● **Items listed in a dataset**:
==================================================

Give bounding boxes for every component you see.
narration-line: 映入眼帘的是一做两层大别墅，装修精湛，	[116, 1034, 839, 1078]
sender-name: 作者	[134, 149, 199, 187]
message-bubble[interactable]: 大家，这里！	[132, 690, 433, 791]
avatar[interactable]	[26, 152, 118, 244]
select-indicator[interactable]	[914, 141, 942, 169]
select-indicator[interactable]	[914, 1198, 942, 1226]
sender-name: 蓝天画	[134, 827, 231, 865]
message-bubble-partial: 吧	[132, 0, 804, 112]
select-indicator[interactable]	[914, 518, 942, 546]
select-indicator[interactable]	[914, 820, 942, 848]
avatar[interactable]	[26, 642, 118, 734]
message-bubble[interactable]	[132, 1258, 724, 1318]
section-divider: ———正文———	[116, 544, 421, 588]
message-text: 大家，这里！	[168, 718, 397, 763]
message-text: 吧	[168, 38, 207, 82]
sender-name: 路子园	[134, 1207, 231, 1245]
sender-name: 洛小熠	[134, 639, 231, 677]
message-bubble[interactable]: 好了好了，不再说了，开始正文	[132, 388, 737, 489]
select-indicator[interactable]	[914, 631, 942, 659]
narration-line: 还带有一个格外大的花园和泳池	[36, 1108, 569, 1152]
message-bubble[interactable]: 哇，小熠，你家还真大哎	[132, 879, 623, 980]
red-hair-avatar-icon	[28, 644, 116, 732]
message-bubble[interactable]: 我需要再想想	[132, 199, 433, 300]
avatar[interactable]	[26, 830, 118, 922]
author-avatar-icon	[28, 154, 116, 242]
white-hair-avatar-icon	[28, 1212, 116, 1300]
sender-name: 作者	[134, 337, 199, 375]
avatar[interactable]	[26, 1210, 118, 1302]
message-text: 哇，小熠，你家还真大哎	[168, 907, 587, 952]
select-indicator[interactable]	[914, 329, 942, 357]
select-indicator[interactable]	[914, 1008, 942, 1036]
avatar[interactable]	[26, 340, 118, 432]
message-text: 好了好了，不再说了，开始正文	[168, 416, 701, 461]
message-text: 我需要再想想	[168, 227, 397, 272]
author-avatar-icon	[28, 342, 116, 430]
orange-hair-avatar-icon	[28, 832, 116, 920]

==================================================

● **PROBLEM TO WORK ON**: Rewrite all the lines of the material above, switching "select-indicator" to "checkbox" everywhere it appears and leaving everything else unchanged.

● **RESPONSE TO THIS EXERCISE**:
Give bounding boxes for every component you see.
narration-line: 映入眼帘的是一做两层大别墅，装修精湛，	[116, 1034, 839, 1078]
sender-name: 作者	[134, 149, 199, 187]
message-bubble[interactable]: 大家，这里！	[132, 690, 433, 791]
avatar[interactable]	[26, 152, 118, 244]
checkbox[interactable]	[914, 141, 942, 169]
checkbox[interactable]	[914, 1198, 942, 1226]
sender-name: 蓝天画	[134, 827, 231, 865]
message-bubble-partial: 吧	[132, 0, 804, 112]
checkbox[interactable]	[914, 518, 942, 546]
checkbox[interactable]	[914, 820, 942, 848]
avatar[interactable]	[26, 642, 118, 734]
message-bubble[interactable]	[132, 1258, 724, 1318]
section-divider: ———正文———	[116, 544, 421, 588]
message-text: 大家，这里！	[168, 718, 397, 763]
message-text: 吧	[168, 38, 207, 82]
sender-name: 路子园	[134, 1207, 231, 1245]
sender-name: 洛小熠	[134, 639, 231, 677]
message-bubble[interactable]: 好了好了，不再说了，开始正文	[132, 388, 737, 489]
checkbox[interactable]	[914, 631, 942, 659]
narration-line: 还带有一个格外大的花园和泳池	[36, 1108, 569, 1152]
message-bubble[interactable]: 哇，小熠，你家还真大哎	[132, 879, 623, 980]
red-hair-avatar-icon	[28, 644, 116, 732]
message-bubble[interactable]: 我需要再想想	[132, 199, 433, 300]
avatar[interactable]	[26, 830, 118, 922]
author-avatar-icon	[28, 154, 116, 242]
white-hair-avatar-icon	[28, 1212, 116, 1300]
sender-name: 作者	[134, 337, 199, 375]
avatar[interactable]	[26, 1210, 118, 1302]
message-text: 哇，小熠，你家还真大哎	[168, 907, 587, 952]
checkbox[interactable]	[914, 329, 942, 357]
checkbox[interactable]	[914, 1008, 942, 1036]
avatar[interactable]	[26, 340, 118, 432]
message-text: 好了好了，不再说了，开始正文	[168, 416, 701, 461]
message-text: 我需要再想想	[168, 227, 397, 272]
author-avatar-icon	[28, 342, 116, 430]
orange-hair-avatar-icon	[28, 832, 116, 920]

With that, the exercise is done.